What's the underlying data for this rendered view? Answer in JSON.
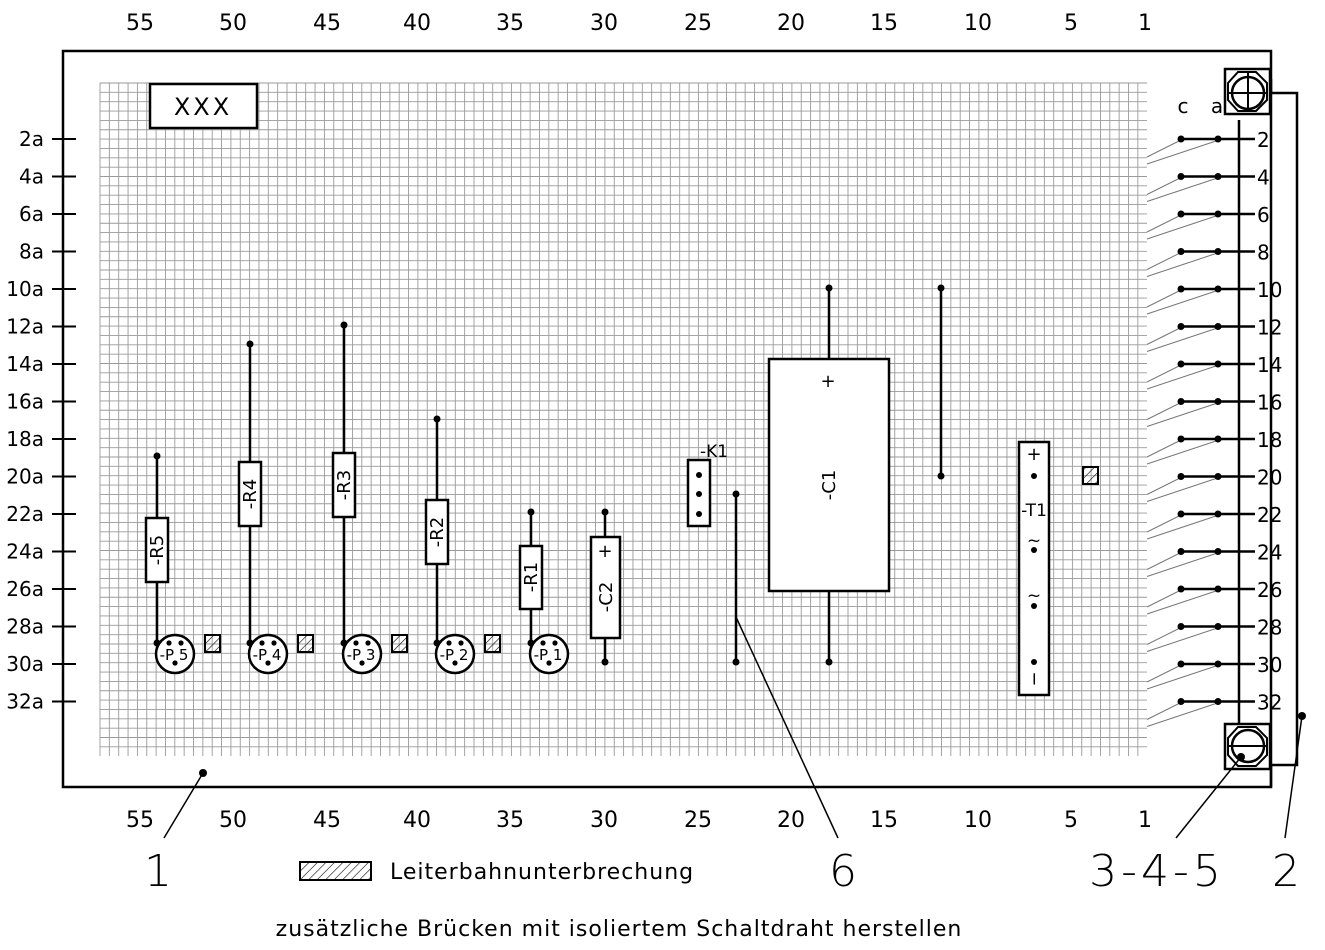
{
  "board": {
    "label": "XXX",
    "top_scale": [
      "55",
      "50",
      "45",
      "40",
      "35",
      "30",
      "25",
      "20",
      "15",
      "10",
      "5",
      "1"
    ],
    "bottom_scale": [
      "55",
      "50",
      "45",
      "40",
      "35",
      "30",
      "25",
      "20",
      "15",
      "10",
      "5",
      "1"
    ],
    "left_scale": [
      "2a",
      "4a",
      "6a",
      "8a",
      "10a",
      "12a",
      "14a",
      "16a",
      "18a",
      "20a",
      "22a",
      "24a",
      "26a",
      "28a",
      "30a",
      "32a"
    ],
    "connector_columns": {
      "c": "c",
      "a": "a"
    },
    "connector_pins": [
      "2",
      "4",
      "6",
      "8",
      "10",
      "12",
      "14",
      "16",
      "18",
      "20",
      "22",
      "24",
      "26",
      "28",
      "30",
      "32"
    ]
  },
  "components": {
    "R5": "-R5",
    "R4": "-R4",
    "R3": "-R3",
    "R2": "-R2",
    "R1": "-R1",
    "C2": "-C2",
    "C2_plus": "+",
    "K1": "-K1",
    "C1": "-C1",
    "C1_plus": "+",
    "T1": "-T1",
    "T1_plus": "+",
    "T1_ac1": "~",
    "T1_ac2": "~",
    "T1_minus": "−",
    "P5": "-P 5",
    "P4": "-P 4",
    "P3": "-P 3",
    "P2": "-P 2",
    "P1": "-P 1"
  },
  "callouts": {
    "c1": "1",
    "c6": "6",
    "c345": "3-4-5",
    "c2": "2"
  },
  "legend": {
    "interruption": "Leiterbahnunterbrechung",
    "note": "zusätzliche Brücken mit isoliertem Schaltdraht herstellen"
  }
}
★ ★ ★ ★ ★ ★ ★
■ WHAT NEEDS TO BE DONE:
Set the data above down again exactly as given, with no pictures.

■ SOLUTION FOR THIS PROBLEM:
What's the underlying data for this rendered view? Answer in JSON.
{
  "board": {
    "label": "XXX",
    "top_scale": [
      "55",
      "50",
      "45",
      "40",
      "35",
      "30",
      "25",
      "20",
      "15",
      "10",
      "5",
      "1"
    ],
    "bottom_scale": [
      "55",
      "50",
      "45",
      "40",
      "35",
      "30",
      "25",
      "20",
      "15",
      "10",
      "5",
      "1"
    ],
    "left_scale": [
      "2a",
      "4a",
      "6a",
      "8a",
      "10a",
      "12a",
      "14a",
      "16a",
      "18a",
      "20a",
      "22a",
      "24a",
      "26a",
      "28a",
      "30a",
      "32a"
    ],
    "connector_columns": {
      "c": "c",
      "a": "a"
    },
    "connector_pins": [
      "2",
      "4",
      "6",
      "8",
      "10",
      "12",
      "14",
      "16",
      "18",
      "20",
      "22",
      "24",
      "26",
      "28",
      "30",
      "32"
    ]
  },
  "components": {
    "R5": "-R5",
    "R4": "-R4",
    "R3": "-R3",
    "R2": "-R2",
    "R1": "-R1",
    "C2": "-C2",
    "C2_plus": "+",
    "K1": "-K1",
    "C1": "-C1",
    "C1_plus": "+",
    "T1": "-T1",
    "T1_plus": "+",
    "T1_ac1": "~",
    "T1_ac2": "~",
    "T1_minus": "−",
    "P5": "-P 5",
    "P4": "-P 4",
    "P3": "-P 3",
    "P2": "-P 2",
    "P1": "-P 1"
  },
  "callouts": {
    "c1": "1",
    "c6": "6",
    "c345": "3-4-5",
    "c2": "2"
  },
  "legend": {
    "interruption": "Leiterbahnunterbrechung",
    "note": "zusätzliche Brücken mit isoliertem Schaltdraht herstellen"
  }
}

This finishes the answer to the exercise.